▶ [TASK OBJECTIVE]: Every record below should be printed exactly as it appears.
---- TASK DATA
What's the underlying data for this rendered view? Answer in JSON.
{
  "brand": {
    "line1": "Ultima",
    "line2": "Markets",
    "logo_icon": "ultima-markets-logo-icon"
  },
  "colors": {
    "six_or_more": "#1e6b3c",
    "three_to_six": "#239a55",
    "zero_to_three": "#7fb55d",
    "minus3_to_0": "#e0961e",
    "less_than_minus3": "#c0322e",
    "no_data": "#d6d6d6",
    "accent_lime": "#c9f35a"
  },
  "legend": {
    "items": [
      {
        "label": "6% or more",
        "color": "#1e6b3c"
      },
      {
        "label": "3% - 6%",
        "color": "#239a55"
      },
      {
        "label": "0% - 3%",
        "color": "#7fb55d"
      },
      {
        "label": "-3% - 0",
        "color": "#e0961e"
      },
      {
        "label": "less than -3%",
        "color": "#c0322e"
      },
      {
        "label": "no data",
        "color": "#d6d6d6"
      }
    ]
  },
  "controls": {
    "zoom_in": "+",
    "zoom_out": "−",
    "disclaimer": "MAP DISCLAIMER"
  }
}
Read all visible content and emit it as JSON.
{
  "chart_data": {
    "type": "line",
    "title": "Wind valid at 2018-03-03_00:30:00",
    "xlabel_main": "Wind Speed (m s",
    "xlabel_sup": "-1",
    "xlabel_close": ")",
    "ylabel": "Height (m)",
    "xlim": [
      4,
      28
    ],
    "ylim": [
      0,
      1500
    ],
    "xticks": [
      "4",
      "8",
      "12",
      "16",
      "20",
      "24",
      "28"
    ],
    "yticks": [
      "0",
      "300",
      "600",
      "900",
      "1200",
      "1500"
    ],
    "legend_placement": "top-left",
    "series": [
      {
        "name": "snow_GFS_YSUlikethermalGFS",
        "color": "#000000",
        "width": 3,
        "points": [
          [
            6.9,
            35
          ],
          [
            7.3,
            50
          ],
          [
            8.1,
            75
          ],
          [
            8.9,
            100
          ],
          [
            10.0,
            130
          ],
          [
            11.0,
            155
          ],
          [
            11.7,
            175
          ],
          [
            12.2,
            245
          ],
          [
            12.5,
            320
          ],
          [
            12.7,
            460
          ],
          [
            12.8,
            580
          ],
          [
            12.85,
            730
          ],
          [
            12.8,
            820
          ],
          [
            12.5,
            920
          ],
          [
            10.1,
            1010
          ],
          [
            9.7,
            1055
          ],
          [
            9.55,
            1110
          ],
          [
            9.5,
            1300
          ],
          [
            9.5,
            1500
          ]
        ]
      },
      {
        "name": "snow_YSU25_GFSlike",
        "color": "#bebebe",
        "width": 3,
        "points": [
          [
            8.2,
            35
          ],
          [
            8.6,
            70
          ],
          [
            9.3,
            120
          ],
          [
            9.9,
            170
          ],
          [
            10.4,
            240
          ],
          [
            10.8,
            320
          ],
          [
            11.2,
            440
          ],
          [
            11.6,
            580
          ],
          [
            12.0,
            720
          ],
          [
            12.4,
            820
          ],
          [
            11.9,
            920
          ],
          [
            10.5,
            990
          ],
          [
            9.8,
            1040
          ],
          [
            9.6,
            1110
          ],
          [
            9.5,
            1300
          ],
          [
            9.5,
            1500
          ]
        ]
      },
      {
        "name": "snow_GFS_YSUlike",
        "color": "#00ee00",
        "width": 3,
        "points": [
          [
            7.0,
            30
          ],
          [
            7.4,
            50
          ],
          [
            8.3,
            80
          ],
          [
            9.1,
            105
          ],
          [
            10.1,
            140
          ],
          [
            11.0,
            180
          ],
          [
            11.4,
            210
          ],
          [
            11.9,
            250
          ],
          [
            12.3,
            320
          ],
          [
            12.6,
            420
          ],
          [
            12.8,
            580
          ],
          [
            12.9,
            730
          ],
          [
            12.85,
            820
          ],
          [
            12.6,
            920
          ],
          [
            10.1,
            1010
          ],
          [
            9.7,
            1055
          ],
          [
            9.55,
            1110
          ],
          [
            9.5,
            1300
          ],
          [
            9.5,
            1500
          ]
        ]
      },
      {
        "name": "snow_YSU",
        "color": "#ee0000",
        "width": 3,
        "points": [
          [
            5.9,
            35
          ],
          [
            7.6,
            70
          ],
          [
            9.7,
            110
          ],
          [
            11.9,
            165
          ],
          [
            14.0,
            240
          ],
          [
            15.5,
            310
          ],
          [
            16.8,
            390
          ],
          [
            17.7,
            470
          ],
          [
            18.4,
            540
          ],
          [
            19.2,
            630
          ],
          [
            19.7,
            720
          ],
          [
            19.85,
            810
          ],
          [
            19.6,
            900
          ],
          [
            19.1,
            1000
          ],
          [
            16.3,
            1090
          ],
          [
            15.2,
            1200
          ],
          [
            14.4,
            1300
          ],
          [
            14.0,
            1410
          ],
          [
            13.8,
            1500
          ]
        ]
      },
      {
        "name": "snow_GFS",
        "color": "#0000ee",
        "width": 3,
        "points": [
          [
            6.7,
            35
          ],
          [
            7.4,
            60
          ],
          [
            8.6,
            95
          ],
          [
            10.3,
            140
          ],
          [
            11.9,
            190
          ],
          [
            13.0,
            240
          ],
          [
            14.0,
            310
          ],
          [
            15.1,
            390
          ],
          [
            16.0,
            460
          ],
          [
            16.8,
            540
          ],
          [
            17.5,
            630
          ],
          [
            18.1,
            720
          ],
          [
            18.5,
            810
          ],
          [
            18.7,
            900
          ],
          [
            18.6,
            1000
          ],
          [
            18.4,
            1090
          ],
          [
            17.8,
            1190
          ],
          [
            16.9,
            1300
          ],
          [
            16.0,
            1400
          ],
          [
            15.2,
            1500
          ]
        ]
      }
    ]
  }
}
--------
▶ [RESPONSE]:
What's the underlying data for this rendered view? Answer in JSON.
{
  "brand": {
    "line1": "Ultima",
    "line2": "Markets",
    "logo_icon": "ultima-markets-logo-icon"
  },
  "colors": {
    "six_or_more": "#1e6b3c",
    "three_to_six": "#239a55",
    "zero_to_three": "#7fb55d",
    "minus3_to_0": "#e0961e",
    "less_than_minus3": "#c0322e",
    "no_data": "#d6d6d6",
    "accent_lime": "#c9f35a"
  },
  "legend": {
    "items": [
      {
        "label": "6% or more",
        "color": "#1e6b3c"
      },
      {
        "label": "3% - 6%",
        "color": "#239a55"
      },
      {
        "label": "0% - 3%",
        "color": "#7fb55d"
      },
      {
        "label": "-3% - 0",
        "color": "#e0961e"
      },
      {
        "label": "less than -3%",
        "color": "#c0322e"
      },
      {
        "label": "no data",
        "color": "#d6d6d6"
      }
    ]
  },
  "controls": {
    "zoom_in": "+",
    "zoom_out": "−",
    "disclaimer": "MAP DISCLAIMER"
  }
}
Read all visible content and emit it as JSON.
{
  "chart_data": {
    "type": "line",
    "title": "Wind valid at 2018-03-03_00:30:00",
    "xlabel_main": "Wind Speed (m s",
    "xlabel_sup": "-1",
    "xlabel_close": ")",
    "ylabel": "Height (m)",
    "xlim": [
      4,
      28
    ],
    "ylim": [
      0,
      1500
    ],
    "xticks": [
      "4",
      "8",
      "12",
      "16",
      "20",
      "24",
      "28"
    ],
    "yticks": [
      "0",
      "300",
      "600",
      "900",
      "1200",
      "1500"
    ],
    "legend_placement": "top-left",
    "series": [
      {
        "name": "snow_GFS_YSUlikethermalGFS",
        "color": "#000000",
        "width": 3,
        "points": [
          [
            6.9,
            35
          ],
          [
            7.3,
            50
          ],
          [
            8.1,
            75
          ],
          [
            8.9,
            100
          ],
          [
            10.0,
            130
          ],
          [
            11.0,
            155
          ],
          [
            11.7,
            175
          ],
          [
            12.2,
            245
          ],
          [
            12.5,
            320
          ],
          [
            12.7,
            460
          ],
          [
            12.8,
            580
          ],
          [
            12.85,
            730
          ],
          [
            12.8,
            820
          ],
          [
            12.5,
            920
          ],
          [
            10.1,
            1010
          ],
          [
            9.7,
            1055
          ],
          [
            9.55,
            1110
          ],
          [
            9.5,
            1300
          ],
          [
            9.5,
            1500
          ]
        ]
      },
      {
        "name": "snow_YSU25_GFSlike",
        "color": "#bebebe",
        "width": 3,
        "points": [
          [
            8.2,
            35
          ],
          [
            8.6,
            70
          ],
          [
            9.3,
            120
          ],
          [
            9.9,
            170
          ],
          [
            10.4,
            240
          ],
          [
            10.8,
            320
          ],
          [
            11.2,
            440
          ],
          [
            11.6,
            580
          ],
          [
            12.0,
            720
          ],
          [
            12.4,
            820
          ],
          [
            11.9,
            920
          ],
          [
            10.5,
            990
          ],
          [
            9.8,
            1040
          ],
          [
            9.6,
            1110
          ],
          [
            9.5,
            1300
          ],
          [
            9.5,
            1500
          ]
        ]
      },
      {
        "name": "snow_GFS_YSUlike",
        "color": "#00ee00",
        "width": 3,
        "points": [
          [
            7.0,
            30
          ],
          [
            7.4,
            50
          ],
          [
            8.3,
            80
          ],
          [
            9.1,
            105
          ],
          [
            10.1,
            140
          ],
          [
            11.0,
            180
          ],
          [
            11.4,
            210
          ],
          [
            11.9,
            250
          ],
          [
            12.3,
            320
          ],
          [
            12.6,
            420
          ],
          [
            12.8,
            580
          ],
          [
            12.9,
            730
          ],
          [
            12.85,
            820
          ],
          [
            12.6,
            920
          ],
          [
            10.1,
            1010
          ],
          [
            9.7,
            1055
          ],
          [
            9.55,
            1110
          ],
          [
            9.5,
            1300
          ],
          [
            9.5,
            1500
          ]
        ]
      },
      {
        "name": "snow_YSU",
        "color": "#ee0000",
        "width": 3,
        "points": [
          [
            5.9,
            35
          ],
          [
            7.6,
            70
          ],
          [
            9.7,
            110
          ],
          [
            11.9,
            165
          ],
          [
            14.0,
            240
          ],
          [
            15.5,
            310
          ],
          [
            16.8,
            390
          ],
          [
            17.7,
            470
          ],
          [
            18.4,
            540
          ],
          [
            19.2,
            630
          ],
          [
            19.7,
            720
          ],
          [
            19.85,
            810
          ],
          [
            19.6,
            900
          ],
          [
            19.1,
            1000
          ],
          [
            16.3,
            1090
          ],
          [
            15.2,
            1200
          ],
          [
            14.4,
            1300
          ],
          [
            14.0,
            1410
          ],
          [
            13.8,
            1500
          ]
        ]
      },
      {
        "name": "snow_GFS",
        "color": "#0000ee",
        "width": 3,
        "points": [
          [
            6.7,
            35
          ],
          [
            7.4,
            60
          ],
          [
            8.6,
            95
          ],
          [
            10.3,
            140
          ],
          [
            11.9,
            190
          ],
          [
            13.0,
            240
          ],
          [
            14.0,
            310
          ],
          [
            15.1,
            390
          ],
          [
            16.0,
            460
          ],
          [
            16.8,
            540
          ],
          [
            17.5,
            630
          ],
          [
            18.1,
            720
          ],
          [
            18.5,
            810
          ],
          [
            18.7,
            900
          ],
          [
            18.6,
            1000
          ],
          [
            18.4,
            1090
          ],
          [
            17.8,
            1190
          ],
          [
            16.9,
            1300
          ],
          [
            16.0,
            1400
          ],
          [
            15.2,
            1500
          ]
        ]
      }
    ]
  }
}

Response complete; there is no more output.